#### ENREGISTREMENTS FOURNIS

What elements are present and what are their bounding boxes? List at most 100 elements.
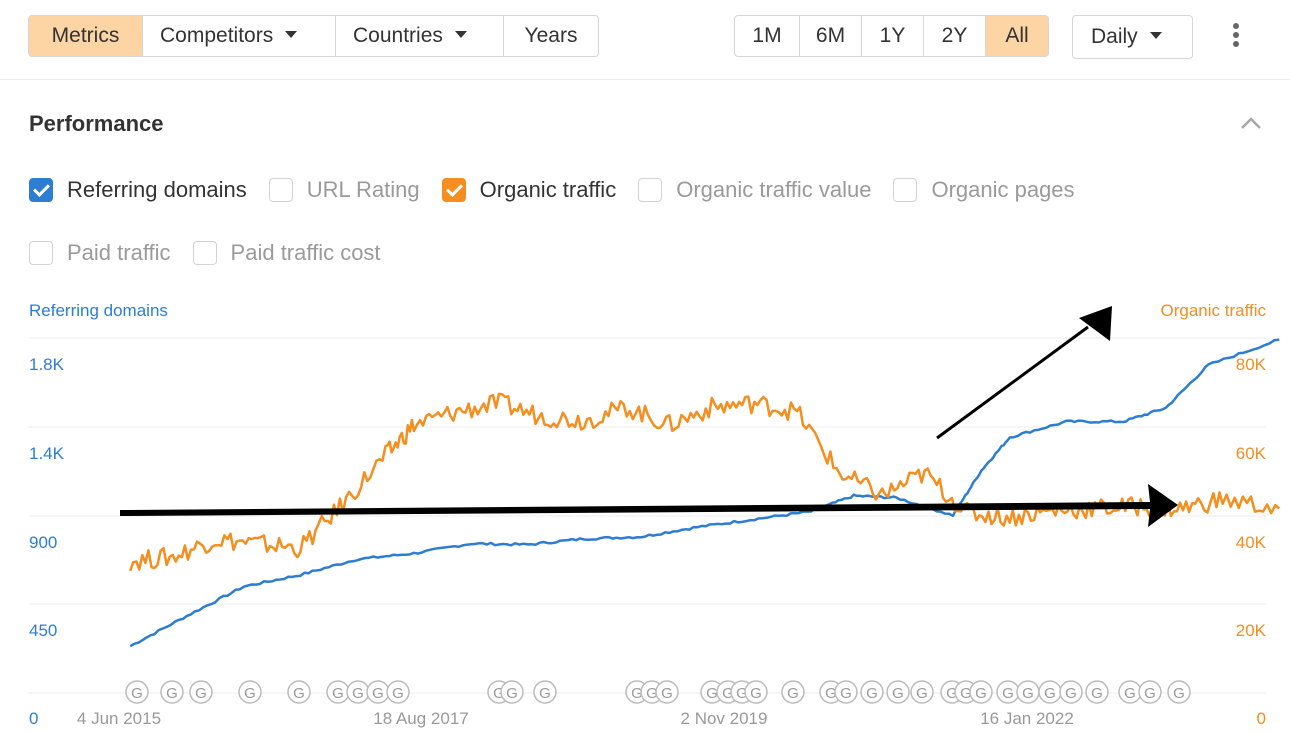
google-update-marker[interactable]: G <box>500 680 524 704</box>
left-axis-label: Referring domains <box>29 301 168 320</box>
tab-years[interactable]: Years <box>524 24 578 47</box>
range-all-button[interactable]: All <box>986 16 1048 56</box>
checkbox-label: Organic traffic value <box>676 177 872 202</box>
google-update-marker[interactable]: G <box>886 680 910 704</box>
range-1y-button[interactable]: 1Y <box>862 16 924 56</box>
google-update-marker[interactable]: G <box>346 680 370 704</box>
svg-text:G: G <box>244 685 256 702</box>
google-update-marker[interactable]: G <box>744 680 768 704</box>
checkbox-label: Paid traffic <box>67 240 171 265</box>
range-6m-button[interactable]: 6M <box>800 16 862 56</box>
checkbox-unchecked[interactable] <box>893 178 918 202</box>
left-tick-label: 1.8K <box>29 355 65 374</box>
checkbox-paid-traffic[interactable]: Paid traffic <box>29 240 171 266</box>
google-update-marker[interactable]: G <box>969 680 993 704</box>
google-update-marker[interactable]: G <box>1038 680 1062 704</box>
range-2y-button[interactable]: 2Y <box>924 16 986 56</box>
google-update-marker[interactable]: G <box>533 680 557 704</box>
chevron-up-icon[interactable] <box>1238 113 1264 133</box>
google-update-marker[interactable]: G <box>1118 680 1142 704</box>
svg-text:G: G <box>1173 685 1185 702</box>
google-update-marker[interactable]: G <box>1016 680 1040 704</box>
svg-text:G: G <box>1002 685 1014 702</box>
google-update-marker[interactable]: G <box>326 680 350 704</box>
svg-text:G: G <box>352 685 364 702</box>
google-update-marker[interactable]: G <box>287 680 311 704</box>
right-tick-label: 40K <box>1236 533 1267 552</box>
google-update-marker[interactable]: G <box>366 680 390 704</box>
checkbox-url-rating[interactable]: URL Rating <box>268 177 420 203</box>
svg-text:G: G <box>539 685 551 702</box>
view-tab-group: Metrics Competitors Countries Years <box>28 15 599 57</box>
google-update-marker[interactable]: G <box>834 680 858 704</box>
google-update-marker[interactable]: G <box>1167 680 1191 704</box>
svg-text:G: G <box>392 685 404 702</box>
svg-text:G: G <box>1044 685 1056 702</box>
svg-text:G: G <box>787 685 799 702</box>
performance-chart[interactable]: Referring domains Organic traffic 1.8K1.… <box>0 290 1290 734</box>
trend-arrow-up-head <box>1079 306 1112 341</box>
google-update-marker[interactable]: G <box>655 680 679 704</box>
checkbox-checked[interactable] <box>29 178 53 202</box>
svg-text:G: G <box>293 685 305 702</box>
more-options-icon[interactable] <box>1224 20 1248 54</box>
x-axis-ticks: 4 Jun 2015 18 Aug 2017 2 Nov 2019 16 Jan 20… <box>77 709 1074 728</box>
svg-text:G: G <box>372 685 384 702</box>
chart-series <box>129 338 1281 648</box>
google-update-marker[interactable]: G <box>781 680 805 704</box>
interval-select[interactable]: Daily <box>1072 15 1193 59</box>
right-tick-label: 20K <box>1236 621 1267 640</box>
checkbox-checked[interactable] <box>441 178 466 202</box>
range-button-group: 1M 6M 1Y 2Y All <box>734 15 1049 57</box>
svg-text:G: G <box>722 685 734 702</box>
google-update-marker[interactable]: G <box>996 680 1020 704</box>
google-update-marker[interactable]: G <box>125 680 149 704</box>
svg-text:G: G <box>892 685 904 702</box>
google-update-marker[interactable]: G <box>910 680 934 704</box>
checkbox-unchecked[interactable] <box>638 178 663 202</box>
referring-domains-line <box>129 338 1280 648</box>
checkbox-paid-traffic-cost[interactable]: Paid traffic cost <box>192 240 381 266</box>
google-update-marker[interactable]: G <box>238 680 262 704</box>
checkbox-label: Organic pages <box>931 177 1075 202</box>
interval-value: Daily <box>1091 25 1138 48</box>
checkbox-unchecked[interactable] <box>268 178 293 202</box>
competitors-dropdown[interactable]: Competitors <box>143 16 336 56</box>
trend-arrow-up-shaft <box>936 325 1089 440</box>
google-update-marker[interactable]: G <box>160 680 184 704</box>
google-update-marker[interactable]: G <box>1059 680 1083 704</box>
left-tick-label: 450 <box>29 621 57 640</box>
checkbox-unchecked[interactable] <box>192 241 217 265</box>
google-update-marker[interactable]: G <box>386 680 410 704</box>
svg-text:G: G <box>131 685 143 702</box>
svg-text:G: G <box>840 685 852 702</box>
svg-text:G: G <box>1144 685 1156 702</box>
svg-text:G: G <box>166 685 178 702</box>
left-tick-label: 1.4K <box>29 444 65 463</box>
chevron-down-icon <box>454 30 467 38</box>
right-tick-label: 80K <box>1236 355 1267 374</box>
checkbox-unchecked[interactable] <box>29 241 53 265</box>
tab-metrics[interactable]: Metrics <box>29 16 143 56</box>
left-tick-label: 0 <box>29 709 38 728</box>
google-update-marker[interactable]: G <box>1085 680 1109 704</box>
chevron-down-icon <box>285 30 298 38</box>
right-tick-label: 60K <box>1236 444 1267 463</box>
checkbox-organic-pages[interactable]: Organic pages <box>893 177 1075 203</box>
svg-text:G: G <box>646 685 658 702</box>
checkbox-referring-domains[interactable]: Referring domains <box>29 177 247 203</box>
google-update-marker[interactable]: G <box>860 680 884 704</box>
google-update-marker[interactable]: G <box>1138 680 1162 704</box>
svg-text:G: G <box>736 685 748 702</box>
checkbox-organic-traffic[interactable]: Organic traffic <box>441 177 616 203</box>
svg-text:G: G <box>1124 685 1136 702</box>
x-tick-label: 16 Jan 2022 <box>980 709 1074 728</box>
google-update-marker[interactable]: G <box>189 680 213 704</box>
range-1m-button[interactable]: 1M <box>735 16 800 56</box>
countries-dropdown[interactable]: Countries <box>336 16 504 56</box>
svg-text:G: G <box>195 685 207 702</box>
checkbox-organic-traffic-value[interactable]: Organic traffic value <box>638 177 871 203</box>
x-tick-label: 4 Jun 2015 <box>77 709 161 728</box>
competitors-label: Competitors <box>160 24 274 47</box>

########

CONSIGNE: Indiquez combien de lignes des enregistrements ci-dessus contiennent la chaîne « right », en tenant compte de la casse. Donnez uniquement ce nombre.

RÉPONSE: 4